--- Material provided ---

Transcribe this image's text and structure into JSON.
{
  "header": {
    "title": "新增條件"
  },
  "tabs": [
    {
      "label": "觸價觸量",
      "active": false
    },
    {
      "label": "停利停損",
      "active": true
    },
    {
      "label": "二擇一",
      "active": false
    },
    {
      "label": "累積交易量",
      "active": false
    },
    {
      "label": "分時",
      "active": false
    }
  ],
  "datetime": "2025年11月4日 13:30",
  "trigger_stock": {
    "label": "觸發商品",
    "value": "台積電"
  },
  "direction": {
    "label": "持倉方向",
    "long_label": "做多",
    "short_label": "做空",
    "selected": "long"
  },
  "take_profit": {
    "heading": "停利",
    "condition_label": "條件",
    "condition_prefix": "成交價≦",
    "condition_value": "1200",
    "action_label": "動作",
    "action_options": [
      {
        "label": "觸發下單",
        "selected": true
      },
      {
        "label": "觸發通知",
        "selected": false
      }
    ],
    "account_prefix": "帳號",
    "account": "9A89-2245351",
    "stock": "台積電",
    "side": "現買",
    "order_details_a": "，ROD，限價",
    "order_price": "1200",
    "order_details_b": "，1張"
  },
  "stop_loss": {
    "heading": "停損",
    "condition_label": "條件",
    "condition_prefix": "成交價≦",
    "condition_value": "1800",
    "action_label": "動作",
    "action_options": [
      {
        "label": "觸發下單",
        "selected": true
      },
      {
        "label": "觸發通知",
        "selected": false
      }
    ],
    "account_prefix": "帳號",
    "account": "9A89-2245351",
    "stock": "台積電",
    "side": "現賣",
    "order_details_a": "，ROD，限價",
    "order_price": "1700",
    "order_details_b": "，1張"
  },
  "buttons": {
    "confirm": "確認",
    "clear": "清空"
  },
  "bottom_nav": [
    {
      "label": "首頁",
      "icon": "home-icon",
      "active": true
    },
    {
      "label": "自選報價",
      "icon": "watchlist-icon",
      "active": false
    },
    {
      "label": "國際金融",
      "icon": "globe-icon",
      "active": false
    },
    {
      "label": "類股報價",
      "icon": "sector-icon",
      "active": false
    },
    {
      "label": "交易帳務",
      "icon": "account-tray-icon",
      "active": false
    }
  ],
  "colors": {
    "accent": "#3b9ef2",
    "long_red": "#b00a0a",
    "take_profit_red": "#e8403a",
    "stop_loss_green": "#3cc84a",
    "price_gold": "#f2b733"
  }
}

--- What you will do ---
Give all of the entries again, word for word.

--- Exercise output ---
Transcribe this image's text and structure into JSON.
{
  "header": {
    "title": "新增條件"
  },
  "tabs": [
    {
      "label": "觸價觸量",
      "active": false
    },
    {
      "label": "停利停損",
      "active": true
    },
    {
      "label": "二擇一",
      "active": false
    },
    {
      "label": "累積交易量",
      "active": false
    },
    {
      "label": "分時",
      "active": false
    }
  ],
  "datetime": "2025年11月4日 13:30",
  "trigger_stock": {
    "label": "觸發商品",
    "value": "台積電"
  },
  "direction": {
    "label": "持倉方向",
    "long_label": "做多",
    "short_label": "做空",
    "selected": "long"
  },
  "take_profit": {
    "heading": "停利",
    "condition_label": "條件",
    "condition_prefix": "成交價≦",
    "condition_value": "1200",
    "action_label": "動作",
    "action_options": [
      {
        "label": "觸發下單",
        "selected": true
      },
      {
        "label": "觸發通知",
        "selected": false
      }
    ],
    "account_prefix": "帳號",
    "account": "9A89-2245351",
    "stock": "台積電",
    "side": "現買",
    "order_details_a": "，ROD，限價",
    "order_price": "1200",
    "order_details_b": "，1張"
  },
  "stop_loss": {
    "heading": "停損",
    "condition_label": "條件",
    "condition_prefix": "成交價≦",
    "condition_value": "1800",
    "action_label": "動作",
    "action_options": [
      {
        "label": "觸發下單",
        "selected": true
      },
      {
        "label": "觸發通知",
        "selected": false
      }
    ],
    "account_prefix": "帳號",
    "account": "9A89-2245351",
    "stock": "台積電",
    "side": "現賣",
    "order_details_a": "，ROD，限價",
    "order_price": "1700",
    "order_details_b": "，1張"
  },
  "buttons": {
    "confirm": "確認",
    "clear": "清空"
  },
  "bottom_nav": [
    {
      "label": "首頁",
      "icon": "home-icon",
      "active": true
    },
    {
      "label": "自選報價",
      "icon": "watchlist-icon",
      "active": false
    },
    {
      "label": "國際金融",
      "icon": "globe-icon",
      "active": false
    },
    {
      "label": "類股報價",
      "icon": "sector-icon",
      "active": false
    },
    {
      "label": "交易帳務",
      "icon": "account-tray-icon",
      "active": false
    }
  ],
  "colors": {
    "accent": "#3b9ef2",
    "long_red": "#b00a0a",
    "take_profit_red": "#e8403a",
    "stop_loss_green": "#3cc84a",
    "price_gold": "#f2b733"
  }
}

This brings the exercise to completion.